Exercise aim: Copy all lines that contain the word "screenshot".

[Figure dataset records]
○ ○ ○

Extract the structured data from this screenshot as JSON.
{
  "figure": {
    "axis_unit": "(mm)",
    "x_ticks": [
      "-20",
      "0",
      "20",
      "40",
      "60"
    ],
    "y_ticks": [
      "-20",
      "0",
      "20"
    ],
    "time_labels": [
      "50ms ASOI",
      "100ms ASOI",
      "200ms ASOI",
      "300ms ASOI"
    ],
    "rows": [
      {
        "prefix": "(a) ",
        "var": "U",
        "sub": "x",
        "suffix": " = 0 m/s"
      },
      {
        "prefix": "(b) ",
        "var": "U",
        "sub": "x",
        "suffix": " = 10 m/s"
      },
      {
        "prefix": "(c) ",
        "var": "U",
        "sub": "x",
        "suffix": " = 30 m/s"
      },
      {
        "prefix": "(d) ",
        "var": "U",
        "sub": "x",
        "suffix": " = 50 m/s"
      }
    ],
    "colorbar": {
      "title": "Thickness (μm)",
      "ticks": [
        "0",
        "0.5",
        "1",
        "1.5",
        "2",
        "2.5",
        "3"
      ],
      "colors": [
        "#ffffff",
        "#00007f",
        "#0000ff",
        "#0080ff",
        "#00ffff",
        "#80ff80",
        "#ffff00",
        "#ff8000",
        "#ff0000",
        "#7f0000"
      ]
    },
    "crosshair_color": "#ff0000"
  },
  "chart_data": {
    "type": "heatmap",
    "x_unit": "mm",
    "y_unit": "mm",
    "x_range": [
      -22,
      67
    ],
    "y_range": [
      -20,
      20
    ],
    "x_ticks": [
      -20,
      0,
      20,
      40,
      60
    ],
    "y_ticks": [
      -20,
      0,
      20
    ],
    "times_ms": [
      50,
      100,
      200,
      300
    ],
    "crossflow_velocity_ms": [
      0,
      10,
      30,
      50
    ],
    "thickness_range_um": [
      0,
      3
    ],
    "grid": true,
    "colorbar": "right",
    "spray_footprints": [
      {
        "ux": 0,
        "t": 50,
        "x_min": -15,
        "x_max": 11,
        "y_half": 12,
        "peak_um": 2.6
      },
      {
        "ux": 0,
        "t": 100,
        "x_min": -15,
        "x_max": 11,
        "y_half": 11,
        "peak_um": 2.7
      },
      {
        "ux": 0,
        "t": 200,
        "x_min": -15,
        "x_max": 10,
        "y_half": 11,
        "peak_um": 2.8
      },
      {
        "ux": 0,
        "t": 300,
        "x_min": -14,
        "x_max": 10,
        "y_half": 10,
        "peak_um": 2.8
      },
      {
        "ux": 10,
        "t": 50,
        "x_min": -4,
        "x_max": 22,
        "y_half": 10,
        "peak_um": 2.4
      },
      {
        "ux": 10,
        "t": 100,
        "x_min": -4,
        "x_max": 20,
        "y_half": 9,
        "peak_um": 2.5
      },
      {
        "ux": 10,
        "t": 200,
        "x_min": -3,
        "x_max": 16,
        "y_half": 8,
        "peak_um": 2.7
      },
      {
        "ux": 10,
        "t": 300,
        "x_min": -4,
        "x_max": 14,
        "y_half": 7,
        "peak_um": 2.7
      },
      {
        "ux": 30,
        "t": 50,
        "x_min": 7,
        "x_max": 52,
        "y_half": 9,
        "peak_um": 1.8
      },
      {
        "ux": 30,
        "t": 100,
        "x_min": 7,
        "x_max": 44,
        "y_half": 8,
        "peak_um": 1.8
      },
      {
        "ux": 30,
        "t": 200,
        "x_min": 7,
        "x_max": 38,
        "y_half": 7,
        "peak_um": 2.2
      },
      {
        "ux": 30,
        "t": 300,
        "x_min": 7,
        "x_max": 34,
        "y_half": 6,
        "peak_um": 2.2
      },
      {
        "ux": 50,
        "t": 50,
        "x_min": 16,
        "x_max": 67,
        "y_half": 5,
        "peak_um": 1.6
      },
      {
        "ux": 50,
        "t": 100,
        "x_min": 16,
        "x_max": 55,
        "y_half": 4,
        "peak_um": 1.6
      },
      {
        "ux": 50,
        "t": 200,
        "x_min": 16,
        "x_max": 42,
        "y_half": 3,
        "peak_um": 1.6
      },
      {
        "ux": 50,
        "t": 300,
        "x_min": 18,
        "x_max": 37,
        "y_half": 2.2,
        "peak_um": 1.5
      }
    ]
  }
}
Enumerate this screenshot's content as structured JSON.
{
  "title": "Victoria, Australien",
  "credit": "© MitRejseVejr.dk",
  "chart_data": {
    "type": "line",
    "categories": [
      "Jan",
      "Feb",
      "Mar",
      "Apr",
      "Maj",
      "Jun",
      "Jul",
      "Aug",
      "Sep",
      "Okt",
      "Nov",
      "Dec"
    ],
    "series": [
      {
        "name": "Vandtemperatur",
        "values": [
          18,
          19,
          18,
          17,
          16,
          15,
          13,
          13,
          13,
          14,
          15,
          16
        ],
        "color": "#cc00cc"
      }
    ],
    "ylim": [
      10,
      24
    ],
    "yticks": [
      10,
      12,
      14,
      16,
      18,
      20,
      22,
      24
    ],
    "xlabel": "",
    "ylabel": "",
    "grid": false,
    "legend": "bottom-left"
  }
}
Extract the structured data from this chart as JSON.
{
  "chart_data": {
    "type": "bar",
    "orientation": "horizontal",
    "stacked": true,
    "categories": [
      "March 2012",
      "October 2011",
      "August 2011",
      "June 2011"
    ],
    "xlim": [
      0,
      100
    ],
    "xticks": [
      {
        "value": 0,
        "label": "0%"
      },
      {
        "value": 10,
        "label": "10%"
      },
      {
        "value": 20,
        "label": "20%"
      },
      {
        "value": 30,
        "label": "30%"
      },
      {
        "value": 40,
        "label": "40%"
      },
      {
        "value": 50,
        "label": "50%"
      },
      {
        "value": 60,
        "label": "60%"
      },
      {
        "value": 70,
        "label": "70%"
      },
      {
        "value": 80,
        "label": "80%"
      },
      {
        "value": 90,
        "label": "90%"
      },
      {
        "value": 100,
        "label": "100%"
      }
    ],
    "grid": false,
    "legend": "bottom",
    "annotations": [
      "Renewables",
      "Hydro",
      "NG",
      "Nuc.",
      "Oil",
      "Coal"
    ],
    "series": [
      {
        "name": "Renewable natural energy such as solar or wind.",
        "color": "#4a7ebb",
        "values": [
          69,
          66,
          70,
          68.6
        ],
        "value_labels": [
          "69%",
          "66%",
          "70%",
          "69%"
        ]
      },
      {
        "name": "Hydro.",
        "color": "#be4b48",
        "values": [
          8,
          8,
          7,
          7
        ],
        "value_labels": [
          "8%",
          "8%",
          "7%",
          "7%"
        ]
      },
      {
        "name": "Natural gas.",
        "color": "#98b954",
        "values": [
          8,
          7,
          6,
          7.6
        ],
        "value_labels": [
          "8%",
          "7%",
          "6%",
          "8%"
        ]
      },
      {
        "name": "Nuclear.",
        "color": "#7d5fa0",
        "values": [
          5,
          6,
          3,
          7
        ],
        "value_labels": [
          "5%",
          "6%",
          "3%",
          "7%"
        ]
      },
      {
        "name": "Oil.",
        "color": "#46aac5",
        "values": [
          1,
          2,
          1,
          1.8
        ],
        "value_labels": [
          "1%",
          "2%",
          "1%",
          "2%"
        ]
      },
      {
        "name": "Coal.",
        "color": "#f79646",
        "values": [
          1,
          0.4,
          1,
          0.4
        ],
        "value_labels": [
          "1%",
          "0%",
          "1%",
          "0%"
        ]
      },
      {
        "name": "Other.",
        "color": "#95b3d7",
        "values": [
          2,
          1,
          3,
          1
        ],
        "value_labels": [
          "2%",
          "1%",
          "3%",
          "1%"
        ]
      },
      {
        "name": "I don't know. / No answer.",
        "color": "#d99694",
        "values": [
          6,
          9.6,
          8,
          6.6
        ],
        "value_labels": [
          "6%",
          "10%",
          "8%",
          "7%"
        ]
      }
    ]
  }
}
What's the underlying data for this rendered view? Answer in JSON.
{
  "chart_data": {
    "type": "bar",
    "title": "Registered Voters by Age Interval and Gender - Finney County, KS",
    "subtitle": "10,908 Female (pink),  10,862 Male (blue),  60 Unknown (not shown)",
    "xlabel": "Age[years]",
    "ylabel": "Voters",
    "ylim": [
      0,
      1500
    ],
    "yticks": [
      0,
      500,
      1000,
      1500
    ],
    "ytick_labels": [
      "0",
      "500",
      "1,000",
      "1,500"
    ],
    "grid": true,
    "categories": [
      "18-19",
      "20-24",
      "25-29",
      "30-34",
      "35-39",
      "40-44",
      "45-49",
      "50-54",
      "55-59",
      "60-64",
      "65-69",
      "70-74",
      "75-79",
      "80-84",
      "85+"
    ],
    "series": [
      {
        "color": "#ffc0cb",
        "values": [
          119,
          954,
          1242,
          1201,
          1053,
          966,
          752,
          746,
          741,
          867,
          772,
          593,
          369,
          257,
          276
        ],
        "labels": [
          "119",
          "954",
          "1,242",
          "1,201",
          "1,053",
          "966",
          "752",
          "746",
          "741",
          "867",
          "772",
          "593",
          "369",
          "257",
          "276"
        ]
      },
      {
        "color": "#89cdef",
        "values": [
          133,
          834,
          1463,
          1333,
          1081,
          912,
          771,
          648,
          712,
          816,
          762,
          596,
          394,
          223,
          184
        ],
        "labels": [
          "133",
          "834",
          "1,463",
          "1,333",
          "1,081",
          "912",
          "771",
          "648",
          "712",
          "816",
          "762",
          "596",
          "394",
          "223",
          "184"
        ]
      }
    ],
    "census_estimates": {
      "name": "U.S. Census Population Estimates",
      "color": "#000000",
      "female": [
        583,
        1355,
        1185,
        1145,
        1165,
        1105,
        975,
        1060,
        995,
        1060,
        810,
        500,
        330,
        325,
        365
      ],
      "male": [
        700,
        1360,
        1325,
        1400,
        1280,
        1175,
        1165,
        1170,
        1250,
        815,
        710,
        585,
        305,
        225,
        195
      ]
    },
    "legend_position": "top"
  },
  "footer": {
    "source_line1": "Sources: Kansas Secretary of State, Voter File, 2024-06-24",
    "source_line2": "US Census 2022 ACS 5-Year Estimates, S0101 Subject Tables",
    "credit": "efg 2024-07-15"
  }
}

○ ○ ○

Response below:
Extract the structured data from this screenshot as JSON.
Enumerate this screenshot's content as structured JSON.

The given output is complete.